* _Exercise goal_
Wherever the word "муниципального" appears in a line, extract that line.
──────────
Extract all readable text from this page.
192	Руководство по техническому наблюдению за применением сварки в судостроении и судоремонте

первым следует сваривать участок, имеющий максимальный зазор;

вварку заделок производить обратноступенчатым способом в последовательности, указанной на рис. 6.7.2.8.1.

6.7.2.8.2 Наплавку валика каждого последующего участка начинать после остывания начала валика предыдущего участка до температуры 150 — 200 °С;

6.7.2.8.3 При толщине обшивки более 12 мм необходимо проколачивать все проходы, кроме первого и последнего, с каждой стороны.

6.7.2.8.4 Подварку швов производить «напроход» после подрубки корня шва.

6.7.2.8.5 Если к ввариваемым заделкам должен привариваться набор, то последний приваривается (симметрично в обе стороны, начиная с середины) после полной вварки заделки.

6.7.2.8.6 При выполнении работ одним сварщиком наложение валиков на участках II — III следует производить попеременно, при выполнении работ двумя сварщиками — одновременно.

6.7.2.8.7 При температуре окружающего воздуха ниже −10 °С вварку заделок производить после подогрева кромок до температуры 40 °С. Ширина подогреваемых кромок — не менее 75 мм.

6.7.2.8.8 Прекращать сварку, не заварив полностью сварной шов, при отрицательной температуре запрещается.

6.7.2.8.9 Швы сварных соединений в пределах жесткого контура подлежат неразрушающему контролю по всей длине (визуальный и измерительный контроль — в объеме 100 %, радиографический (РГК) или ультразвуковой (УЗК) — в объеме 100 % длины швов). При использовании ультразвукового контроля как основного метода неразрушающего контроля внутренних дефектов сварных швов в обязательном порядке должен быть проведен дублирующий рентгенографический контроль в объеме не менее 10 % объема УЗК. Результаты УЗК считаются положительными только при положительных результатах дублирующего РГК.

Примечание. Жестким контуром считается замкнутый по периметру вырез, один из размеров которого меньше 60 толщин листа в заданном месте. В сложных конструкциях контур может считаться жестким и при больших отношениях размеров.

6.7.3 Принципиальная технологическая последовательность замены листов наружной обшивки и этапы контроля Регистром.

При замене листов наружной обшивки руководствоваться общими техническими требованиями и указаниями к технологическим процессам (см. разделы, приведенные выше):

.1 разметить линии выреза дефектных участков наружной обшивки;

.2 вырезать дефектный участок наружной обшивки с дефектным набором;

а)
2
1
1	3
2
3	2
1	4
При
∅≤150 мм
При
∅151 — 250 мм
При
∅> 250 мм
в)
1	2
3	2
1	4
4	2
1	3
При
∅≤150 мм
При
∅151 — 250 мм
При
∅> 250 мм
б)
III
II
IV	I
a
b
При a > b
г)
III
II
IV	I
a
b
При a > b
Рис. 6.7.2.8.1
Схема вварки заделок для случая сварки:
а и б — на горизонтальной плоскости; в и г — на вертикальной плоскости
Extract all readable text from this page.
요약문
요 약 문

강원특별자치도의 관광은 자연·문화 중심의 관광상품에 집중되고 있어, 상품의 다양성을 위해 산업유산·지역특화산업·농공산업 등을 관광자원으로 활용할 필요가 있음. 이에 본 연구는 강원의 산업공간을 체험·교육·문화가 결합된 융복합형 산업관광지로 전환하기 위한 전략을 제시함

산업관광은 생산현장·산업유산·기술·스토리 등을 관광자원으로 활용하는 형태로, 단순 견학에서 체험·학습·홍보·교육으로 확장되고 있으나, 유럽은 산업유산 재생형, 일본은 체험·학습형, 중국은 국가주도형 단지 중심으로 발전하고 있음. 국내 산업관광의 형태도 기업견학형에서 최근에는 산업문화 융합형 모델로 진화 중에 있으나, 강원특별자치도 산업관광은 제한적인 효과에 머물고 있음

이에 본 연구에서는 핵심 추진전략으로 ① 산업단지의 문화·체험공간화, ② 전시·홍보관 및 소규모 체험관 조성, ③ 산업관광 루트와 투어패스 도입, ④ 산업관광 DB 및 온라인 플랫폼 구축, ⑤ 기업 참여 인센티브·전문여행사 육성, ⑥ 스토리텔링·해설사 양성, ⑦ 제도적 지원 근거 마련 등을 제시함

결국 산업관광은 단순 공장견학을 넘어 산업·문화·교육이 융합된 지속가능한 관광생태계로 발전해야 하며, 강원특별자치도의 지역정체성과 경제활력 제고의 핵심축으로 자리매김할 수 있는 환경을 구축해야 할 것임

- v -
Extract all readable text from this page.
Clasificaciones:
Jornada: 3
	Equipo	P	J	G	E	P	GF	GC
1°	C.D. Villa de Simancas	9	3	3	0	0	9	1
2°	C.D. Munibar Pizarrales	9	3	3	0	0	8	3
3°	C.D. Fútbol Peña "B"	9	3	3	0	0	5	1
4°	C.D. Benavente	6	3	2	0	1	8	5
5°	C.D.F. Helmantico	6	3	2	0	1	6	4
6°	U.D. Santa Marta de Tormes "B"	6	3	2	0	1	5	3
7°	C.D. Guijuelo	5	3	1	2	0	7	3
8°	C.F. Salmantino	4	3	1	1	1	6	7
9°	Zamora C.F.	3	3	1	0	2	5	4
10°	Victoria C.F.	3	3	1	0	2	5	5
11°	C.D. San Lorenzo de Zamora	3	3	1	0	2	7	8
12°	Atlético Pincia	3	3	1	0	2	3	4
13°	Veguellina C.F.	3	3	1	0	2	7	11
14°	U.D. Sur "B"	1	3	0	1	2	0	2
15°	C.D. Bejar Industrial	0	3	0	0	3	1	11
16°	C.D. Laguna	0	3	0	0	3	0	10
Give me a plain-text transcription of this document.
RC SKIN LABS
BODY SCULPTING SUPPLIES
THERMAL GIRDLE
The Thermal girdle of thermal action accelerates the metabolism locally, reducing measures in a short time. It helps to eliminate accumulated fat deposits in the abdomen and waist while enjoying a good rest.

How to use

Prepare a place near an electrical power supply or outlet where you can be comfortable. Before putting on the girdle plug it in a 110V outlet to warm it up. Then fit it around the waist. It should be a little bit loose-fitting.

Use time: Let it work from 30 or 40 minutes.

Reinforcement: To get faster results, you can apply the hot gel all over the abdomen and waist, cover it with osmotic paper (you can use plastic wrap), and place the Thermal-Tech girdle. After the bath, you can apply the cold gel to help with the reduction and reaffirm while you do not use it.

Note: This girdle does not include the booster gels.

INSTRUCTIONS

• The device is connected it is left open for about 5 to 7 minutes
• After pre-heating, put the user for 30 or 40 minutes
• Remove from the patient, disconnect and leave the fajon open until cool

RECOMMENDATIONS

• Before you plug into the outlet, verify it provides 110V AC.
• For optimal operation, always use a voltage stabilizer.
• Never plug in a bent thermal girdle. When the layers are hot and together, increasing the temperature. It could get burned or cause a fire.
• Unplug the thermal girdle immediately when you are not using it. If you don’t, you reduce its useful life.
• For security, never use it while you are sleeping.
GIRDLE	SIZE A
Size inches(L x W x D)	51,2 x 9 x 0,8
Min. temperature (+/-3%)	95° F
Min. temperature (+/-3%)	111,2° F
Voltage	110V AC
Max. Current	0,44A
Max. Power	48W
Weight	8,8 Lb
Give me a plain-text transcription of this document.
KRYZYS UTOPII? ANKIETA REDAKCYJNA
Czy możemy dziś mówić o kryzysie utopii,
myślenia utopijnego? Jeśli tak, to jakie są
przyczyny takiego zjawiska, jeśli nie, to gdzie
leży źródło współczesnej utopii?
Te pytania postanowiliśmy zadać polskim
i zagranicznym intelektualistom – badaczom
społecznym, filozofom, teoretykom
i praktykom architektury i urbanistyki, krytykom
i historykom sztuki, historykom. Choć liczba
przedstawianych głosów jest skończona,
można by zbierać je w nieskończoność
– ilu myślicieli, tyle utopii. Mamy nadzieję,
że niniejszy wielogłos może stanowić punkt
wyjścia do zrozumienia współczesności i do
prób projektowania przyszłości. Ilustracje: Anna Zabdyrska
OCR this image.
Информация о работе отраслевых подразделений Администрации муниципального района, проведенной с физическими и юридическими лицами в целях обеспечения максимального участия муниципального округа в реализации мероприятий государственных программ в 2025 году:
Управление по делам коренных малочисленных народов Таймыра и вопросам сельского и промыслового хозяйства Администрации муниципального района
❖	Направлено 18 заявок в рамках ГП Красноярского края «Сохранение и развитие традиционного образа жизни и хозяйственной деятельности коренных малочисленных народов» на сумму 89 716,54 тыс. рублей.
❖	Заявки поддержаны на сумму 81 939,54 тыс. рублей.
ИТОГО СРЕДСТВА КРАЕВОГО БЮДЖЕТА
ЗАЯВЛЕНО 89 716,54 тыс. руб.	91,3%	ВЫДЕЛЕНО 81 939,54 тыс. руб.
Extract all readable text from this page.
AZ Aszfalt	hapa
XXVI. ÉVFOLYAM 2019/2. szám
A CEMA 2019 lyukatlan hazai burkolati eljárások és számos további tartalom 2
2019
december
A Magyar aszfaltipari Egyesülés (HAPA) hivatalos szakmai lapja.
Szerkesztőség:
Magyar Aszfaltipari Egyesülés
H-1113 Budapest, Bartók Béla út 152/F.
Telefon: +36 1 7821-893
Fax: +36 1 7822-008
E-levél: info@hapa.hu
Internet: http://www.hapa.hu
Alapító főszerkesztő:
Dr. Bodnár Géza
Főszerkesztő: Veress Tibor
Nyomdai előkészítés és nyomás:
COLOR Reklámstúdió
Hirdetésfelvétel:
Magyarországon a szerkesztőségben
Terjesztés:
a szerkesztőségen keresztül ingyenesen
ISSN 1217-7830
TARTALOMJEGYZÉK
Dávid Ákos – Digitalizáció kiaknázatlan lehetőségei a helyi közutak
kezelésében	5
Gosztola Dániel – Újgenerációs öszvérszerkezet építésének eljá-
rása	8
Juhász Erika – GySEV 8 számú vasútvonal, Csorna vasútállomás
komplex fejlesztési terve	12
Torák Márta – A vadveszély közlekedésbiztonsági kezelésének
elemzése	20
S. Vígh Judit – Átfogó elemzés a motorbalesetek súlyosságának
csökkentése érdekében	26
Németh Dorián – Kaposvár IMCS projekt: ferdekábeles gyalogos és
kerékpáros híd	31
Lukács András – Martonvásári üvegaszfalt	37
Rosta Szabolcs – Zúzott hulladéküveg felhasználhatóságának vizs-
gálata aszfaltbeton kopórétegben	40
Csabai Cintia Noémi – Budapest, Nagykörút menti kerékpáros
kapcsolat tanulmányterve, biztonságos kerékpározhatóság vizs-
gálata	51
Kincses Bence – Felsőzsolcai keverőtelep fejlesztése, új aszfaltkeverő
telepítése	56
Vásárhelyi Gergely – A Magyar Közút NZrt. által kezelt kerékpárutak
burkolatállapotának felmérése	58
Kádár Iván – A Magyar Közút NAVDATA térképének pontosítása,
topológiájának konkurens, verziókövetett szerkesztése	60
──────────
* _Final result_
Информация о работе отраслевых подразделений Администрации муниципального района, проведенной с физическими и юридическими лицами в целях обеспечения максимального участия муниципального округа в реализации мероприятий государственных программ в 2025 году:
Управление по делам коренных малочисленных народов Таймыра и вопросам сельского и промыслового хозяйства Администрации муниципального района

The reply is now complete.